Task input:
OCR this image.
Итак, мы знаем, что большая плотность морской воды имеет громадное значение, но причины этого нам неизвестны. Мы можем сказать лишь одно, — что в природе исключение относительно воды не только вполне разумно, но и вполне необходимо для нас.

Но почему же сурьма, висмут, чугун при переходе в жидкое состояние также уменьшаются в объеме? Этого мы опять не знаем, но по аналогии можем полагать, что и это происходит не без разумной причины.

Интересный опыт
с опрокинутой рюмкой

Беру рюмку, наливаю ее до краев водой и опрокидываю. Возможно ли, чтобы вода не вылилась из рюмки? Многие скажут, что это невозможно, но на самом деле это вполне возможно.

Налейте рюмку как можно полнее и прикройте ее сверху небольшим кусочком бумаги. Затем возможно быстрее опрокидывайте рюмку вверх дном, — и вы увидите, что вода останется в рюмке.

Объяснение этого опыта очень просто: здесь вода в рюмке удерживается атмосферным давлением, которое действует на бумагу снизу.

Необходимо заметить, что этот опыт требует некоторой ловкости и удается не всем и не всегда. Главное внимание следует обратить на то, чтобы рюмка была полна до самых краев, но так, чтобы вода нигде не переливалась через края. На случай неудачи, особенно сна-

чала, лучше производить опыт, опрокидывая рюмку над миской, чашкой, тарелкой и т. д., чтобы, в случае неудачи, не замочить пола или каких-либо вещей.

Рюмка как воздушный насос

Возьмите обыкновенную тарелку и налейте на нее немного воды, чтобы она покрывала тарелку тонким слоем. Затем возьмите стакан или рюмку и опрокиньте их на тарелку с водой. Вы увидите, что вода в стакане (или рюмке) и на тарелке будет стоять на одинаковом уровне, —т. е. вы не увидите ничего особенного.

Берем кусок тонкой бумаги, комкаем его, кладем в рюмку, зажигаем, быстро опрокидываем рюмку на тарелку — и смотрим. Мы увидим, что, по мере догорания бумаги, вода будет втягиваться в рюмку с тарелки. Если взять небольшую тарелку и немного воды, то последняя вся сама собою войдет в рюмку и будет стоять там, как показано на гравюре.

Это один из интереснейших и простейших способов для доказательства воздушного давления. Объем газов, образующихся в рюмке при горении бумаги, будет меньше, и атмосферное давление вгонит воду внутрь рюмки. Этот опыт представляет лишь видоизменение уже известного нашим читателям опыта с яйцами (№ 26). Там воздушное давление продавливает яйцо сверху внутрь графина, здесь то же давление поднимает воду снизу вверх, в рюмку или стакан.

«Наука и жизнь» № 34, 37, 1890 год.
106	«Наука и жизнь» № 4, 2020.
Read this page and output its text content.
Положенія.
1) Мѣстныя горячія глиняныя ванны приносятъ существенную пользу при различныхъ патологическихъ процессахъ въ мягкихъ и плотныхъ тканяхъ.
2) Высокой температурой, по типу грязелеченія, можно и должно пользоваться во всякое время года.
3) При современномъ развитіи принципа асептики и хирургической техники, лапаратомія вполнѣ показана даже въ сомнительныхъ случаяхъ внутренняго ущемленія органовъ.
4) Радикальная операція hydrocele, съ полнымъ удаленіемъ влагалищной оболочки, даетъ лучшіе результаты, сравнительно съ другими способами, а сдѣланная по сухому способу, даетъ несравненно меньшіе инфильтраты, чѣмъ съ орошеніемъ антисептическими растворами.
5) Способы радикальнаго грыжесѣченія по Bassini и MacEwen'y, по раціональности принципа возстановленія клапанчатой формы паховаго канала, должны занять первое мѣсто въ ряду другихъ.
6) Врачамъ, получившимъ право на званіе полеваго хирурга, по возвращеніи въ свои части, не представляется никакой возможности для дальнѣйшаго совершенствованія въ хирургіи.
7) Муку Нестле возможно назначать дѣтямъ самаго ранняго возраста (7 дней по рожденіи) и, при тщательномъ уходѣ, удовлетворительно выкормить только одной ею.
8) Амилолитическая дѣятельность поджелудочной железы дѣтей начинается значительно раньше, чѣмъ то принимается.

Exercise goal:
Take the line that contains "Read this page and output its text content." and every line after it through the end of the listing above, and repeat them exactly.

Task answer:
Read this page and output its text content.
Положенія.
1) Мѣстныя горячія глиняныя ванны приносятъ существенную пользу при различныхъ патологическихъ процессахъ въ мягкихъ и плотныхъ тканяхъ.
2) Высокой температурой, по типу грязелеченія, можно и должно пользоваться во всякое время года.
3) При современномъ развитіи принципа асептики и хирургической техники, лапаратомія вполнѣ показана даже въ сомнительныхъ случаяхъ внутренняго ущемленія органовъ.
4) Радикальная операція hydrocele, съ полнымъ удаленіемъ влагалищной оболочки, даетъ лучшіе результаты, сравнительно съ другими способами, а сдѣланная по сухому способу, даетъ несравненно меньшіе инфильтраты, чѣмъ съ орошеніемъ антисептическими растворами.
5) Способы радикальнаго грыжесѣченія по Bassini и MacEwen'y, по раціональности принципа возстановленія клапанчатой формы паховаго канала, должны занять первое мѣсто въ ряду другихъ.
6) Врачамъ, получившимъ право на званіе полеваго хирурга, по возвращеніи въ свои части, не представляется никакой возможности для дальнѣйшаго совершенствованія въ хирургіи.
7) Муку Нестле возможно назначать дѣтямъ самаго ранняго возраста (7 дней по рожденіи) и, при тщательномъ уходѣ, удовлетворительно выкормить только одной ею.
8) Амилолитическая дѣятельность поджелудочной железы дѣтей начинается значительно раньше, чѣмъ то принимается.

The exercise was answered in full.